### Aim of the exercise
Find and copy each line of the records where the string "title" shows up.

* Start Extracted records *

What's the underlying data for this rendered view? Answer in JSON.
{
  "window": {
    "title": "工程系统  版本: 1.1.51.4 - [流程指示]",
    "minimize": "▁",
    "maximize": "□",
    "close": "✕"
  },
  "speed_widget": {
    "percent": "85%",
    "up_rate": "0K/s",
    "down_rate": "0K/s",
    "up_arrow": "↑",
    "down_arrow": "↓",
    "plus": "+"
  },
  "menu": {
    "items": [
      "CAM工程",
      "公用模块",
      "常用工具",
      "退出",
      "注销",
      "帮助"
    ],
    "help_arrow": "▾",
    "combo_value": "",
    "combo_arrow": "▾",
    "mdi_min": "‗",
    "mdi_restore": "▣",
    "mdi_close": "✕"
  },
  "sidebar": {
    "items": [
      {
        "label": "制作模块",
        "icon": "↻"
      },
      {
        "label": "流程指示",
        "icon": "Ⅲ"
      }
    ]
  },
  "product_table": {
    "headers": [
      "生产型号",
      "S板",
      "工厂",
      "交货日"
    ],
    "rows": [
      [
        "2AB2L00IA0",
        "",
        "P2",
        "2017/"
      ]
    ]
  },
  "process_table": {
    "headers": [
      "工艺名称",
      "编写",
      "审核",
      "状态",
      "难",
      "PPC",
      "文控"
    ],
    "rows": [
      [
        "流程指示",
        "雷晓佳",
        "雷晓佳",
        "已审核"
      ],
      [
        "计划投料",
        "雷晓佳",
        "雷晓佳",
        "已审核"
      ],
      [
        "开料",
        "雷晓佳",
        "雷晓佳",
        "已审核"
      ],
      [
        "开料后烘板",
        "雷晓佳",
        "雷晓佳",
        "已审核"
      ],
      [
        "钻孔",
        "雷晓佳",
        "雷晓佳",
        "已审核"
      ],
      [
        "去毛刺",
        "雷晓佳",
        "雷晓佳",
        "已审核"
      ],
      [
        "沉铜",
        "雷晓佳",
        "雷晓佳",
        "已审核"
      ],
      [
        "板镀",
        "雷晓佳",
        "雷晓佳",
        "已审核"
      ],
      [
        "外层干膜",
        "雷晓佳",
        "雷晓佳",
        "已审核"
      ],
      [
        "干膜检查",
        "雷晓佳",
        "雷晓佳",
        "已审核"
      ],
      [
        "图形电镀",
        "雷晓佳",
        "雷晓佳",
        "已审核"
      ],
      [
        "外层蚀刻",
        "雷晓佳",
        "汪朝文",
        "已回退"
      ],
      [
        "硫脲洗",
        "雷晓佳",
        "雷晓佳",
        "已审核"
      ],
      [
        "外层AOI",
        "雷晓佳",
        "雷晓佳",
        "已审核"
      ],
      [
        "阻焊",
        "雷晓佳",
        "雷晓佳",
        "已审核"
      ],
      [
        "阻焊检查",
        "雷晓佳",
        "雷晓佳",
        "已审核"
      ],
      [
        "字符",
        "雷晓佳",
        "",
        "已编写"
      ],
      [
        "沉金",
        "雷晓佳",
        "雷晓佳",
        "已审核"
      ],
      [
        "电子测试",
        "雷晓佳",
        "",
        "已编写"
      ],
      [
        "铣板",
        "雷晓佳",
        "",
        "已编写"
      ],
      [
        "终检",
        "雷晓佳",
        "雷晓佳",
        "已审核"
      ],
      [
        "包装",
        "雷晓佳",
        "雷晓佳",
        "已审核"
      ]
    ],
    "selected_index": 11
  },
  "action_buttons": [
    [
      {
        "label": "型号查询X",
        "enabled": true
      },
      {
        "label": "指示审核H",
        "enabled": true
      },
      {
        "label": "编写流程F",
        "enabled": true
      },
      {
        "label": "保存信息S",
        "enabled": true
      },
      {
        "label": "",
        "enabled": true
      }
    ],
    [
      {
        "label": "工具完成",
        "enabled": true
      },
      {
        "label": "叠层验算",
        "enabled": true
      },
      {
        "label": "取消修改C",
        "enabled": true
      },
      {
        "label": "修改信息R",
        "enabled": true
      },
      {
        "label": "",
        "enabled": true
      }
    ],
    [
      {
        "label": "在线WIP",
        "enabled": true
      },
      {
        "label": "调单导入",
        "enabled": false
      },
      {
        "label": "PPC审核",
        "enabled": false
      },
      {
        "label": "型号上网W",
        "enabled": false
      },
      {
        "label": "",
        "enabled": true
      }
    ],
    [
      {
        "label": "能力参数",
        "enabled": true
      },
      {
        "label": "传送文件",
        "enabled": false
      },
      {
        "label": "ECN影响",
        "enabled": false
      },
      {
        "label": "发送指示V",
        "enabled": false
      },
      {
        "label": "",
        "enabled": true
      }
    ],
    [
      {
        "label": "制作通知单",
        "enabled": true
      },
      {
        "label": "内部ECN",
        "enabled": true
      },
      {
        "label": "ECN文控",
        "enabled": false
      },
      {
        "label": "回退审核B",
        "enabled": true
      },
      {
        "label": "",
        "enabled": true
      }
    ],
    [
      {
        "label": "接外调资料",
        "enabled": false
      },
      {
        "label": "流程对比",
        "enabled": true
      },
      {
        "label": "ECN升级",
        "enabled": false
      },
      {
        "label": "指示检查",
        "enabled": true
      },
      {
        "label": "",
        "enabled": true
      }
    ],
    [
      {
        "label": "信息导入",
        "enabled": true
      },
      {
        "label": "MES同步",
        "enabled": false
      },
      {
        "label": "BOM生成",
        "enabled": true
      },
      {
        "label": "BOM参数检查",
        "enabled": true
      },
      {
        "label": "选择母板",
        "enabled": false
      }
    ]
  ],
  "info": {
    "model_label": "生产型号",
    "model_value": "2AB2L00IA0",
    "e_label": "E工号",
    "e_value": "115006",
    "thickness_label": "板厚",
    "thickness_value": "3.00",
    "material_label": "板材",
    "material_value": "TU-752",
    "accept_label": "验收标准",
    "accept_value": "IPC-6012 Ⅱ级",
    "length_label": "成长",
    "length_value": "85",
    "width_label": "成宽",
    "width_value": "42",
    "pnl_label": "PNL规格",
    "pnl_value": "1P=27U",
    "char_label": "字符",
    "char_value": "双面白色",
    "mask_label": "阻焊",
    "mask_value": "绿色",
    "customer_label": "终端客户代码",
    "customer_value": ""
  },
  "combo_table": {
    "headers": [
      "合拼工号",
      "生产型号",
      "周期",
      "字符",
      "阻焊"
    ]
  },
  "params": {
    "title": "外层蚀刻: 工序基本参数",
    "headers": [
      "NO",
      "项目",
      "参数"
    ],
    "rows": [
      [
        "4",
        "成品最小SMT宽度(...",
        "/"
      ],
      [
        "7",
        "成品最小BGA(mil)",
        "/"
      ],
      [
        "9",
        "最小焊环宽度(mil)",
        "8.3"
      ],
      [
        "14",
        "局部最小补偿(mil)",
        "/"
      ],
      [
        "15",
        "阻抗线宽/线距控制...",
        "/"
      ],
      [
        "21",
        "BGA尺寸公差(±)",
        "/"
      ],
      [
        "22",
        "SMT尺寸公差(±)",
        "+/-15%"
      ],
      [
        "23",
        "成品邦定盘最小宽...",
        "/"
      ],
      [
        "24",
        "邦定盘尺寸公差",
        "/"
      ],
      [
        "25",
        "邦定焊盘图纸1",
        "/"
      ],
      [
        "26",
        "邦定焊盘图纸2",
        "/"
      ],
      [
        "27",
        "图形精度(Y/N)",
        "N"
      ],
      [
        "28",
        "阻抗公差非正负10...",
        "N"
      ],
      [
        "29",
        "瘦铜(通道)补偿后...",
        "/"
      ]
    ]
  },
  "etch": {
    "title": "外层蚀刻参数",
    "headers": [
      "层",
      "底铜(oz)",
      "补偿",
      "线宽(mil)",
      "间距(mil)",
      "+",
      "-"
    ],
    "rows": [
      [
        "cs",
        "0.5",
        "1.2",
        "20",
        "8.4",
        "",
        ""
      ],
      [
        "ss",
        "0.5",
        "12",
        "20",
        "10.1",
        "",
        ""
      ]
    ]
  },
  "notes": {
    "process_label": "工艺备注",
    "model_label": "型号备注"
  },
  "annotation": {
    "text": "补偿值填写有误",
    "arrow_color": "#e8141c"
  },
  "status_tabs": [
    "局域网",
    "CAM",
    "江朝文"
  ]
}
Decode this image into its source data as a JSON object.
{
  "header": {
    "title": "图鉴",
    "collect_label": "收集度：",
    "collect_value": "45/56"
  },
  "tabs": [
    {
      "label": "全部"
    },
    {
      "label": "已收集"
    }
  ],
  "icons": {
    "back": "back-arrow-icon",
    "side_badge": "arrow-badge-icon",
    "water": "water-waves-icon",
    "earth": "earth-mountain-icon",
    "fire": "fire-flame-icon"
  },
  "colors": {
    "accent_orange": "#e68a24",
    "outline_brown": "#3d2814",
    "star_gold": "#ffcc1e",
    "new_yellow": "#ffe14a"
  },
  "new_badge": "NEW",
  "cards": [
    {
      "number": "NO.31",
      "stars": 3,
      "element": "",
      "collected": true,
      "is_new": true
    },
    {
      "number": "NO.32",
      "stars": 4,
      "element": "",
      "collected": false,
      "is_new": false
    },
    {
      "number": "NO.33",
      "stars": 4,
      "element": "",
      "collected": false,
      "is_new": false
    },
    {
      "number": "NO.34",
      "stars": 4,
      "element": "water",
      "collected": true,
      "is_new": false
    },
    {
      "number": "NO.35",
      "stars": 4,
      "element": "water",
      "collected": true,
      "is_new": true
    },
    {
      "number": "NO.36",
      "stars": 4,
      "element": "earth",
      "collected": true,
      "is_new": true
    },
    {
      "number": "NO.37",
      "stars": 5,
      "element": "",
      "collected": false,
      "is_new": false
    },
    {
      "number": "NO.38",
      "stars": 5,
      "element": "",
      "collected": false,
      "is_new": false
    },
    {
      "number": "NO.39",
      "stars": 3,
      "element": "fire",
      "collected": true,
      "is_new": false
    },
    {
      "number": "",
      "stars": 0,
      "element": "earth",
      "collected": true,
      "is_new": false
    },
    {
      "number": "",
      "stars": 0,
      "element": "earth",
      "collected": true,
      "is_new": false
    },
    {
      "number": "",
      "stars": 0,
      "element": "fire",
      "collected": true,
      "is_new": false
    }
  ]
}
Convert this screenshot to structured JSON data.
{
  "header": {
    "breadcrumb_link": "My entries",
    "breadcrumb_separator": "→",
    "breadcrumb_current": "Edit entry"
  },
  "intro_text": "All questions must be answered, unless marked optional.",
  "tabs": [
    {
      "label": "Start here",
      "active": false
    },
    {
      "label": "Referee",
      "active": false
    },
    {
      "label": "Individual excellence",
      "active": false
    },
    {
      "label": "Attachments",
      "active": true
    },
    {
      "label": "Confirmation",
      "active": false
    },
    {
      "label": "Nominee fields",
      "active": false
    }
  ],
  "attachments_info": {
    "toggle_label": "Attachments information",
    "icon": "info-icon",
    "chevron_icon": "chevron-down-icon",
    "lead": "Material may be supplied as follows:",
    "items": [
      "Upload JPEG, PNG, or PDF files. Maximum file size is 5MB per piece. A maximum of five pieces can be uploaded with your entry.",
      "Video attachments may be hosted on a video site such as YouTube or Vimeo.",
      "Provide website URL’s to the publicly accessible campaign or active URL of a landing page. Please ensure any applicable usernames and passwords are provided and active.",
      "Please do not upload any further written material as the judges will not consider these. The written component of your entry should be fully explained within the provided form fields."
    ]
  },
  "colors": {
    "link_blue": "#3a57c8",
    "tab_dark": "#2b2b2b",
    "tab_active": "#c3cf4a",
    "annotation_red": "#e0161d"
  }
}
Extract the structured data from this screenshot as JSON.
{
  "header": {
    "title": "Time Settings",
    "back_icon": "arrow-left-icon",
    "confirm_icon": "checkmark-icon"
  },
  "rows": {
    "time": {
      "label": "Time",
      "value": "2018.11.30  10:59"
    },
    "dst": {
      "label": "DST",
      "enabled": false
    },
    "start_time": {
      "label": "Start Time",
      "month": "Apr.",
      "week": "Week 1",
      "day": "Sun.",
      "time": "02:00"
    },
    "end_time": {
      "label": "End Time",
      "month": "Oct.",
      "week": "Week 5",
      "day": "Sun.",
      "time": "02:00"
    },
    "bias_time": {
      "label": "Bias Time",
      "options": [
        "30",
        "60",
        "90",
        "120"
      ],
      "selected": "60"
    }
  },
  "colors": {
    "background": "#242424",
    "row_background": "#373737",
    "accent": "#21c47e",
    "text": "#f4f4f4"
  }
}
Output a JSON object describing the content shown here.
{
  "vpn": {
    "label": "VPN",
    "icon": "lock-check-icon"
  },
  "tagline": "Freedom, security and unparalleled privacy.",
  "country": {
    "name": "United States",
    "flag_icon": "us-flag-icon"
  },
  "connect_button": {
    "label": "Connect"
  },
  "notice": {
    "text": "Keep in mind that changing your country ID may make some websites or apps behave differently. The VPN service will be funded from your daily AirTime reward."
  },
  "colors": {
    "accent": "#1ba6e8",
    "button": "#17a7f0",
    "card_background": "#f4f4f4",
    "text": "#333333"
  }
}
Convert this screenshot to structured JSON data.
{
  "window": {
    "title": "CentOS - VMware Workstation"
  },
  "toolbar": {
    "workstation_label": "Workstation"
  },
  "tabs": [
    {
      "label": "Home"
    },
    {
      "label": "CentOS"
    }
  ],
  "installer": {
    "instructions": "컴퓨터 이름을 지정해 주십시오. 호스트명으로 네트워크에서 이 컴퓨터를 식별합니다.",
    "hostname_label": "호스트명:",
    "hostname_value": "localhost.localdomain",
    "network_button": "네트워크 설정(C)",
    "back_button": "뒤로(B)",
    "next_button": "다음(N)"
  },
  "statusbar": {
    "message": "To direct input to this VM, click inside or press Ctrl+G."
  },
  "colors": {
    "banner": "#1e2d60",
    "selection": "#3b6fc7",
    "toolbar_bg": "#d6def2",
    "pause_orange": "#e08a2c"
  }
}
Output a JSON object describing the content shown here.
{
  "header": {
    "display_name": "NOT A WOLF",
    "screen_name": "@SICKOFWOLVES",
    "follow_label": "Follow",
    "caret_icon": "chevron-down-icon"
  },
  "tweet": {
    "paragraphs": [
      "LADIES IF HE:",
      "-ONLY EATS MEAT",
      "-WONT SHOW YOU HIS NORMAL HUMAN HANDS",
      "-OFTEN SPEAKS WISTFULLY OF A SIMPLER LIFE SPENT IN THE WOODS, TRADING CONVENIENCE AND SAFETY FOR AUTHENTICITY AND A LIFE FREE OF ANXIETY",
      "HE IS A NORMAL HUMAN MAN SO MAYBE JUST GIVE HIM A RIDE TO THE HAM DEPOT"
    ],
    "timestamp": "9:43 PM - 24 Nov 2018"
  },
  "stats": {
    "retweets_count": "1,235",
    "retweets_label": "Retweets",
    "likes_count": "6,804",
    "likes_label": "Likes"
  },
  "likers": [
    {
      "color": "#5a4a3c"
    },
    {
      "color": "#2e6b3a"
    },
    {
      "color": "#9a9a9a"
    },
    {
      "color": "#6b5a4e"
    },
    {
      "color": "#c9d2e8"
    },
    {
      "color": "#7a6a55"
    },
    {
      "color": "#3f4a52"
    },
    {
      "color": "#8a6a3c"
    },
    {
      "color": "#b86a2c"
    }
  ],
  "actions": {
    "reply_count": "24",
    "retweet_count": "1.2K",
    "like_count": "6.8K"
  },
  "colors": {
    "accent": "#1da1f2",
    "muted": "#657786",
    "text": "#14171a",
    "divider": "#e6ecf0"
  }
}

* End Extracted records *

### Exercise result
    "title": "工程系统  版本: 1.1.51.4 - [流程指示]",
    "title": "外层蚀刻: 工序基本参数",
    "title": "外层蚀刻参数",
    "title": "图鉴",
    "title": "Time Settings",
    "title": "CentOS - VMware Workstation"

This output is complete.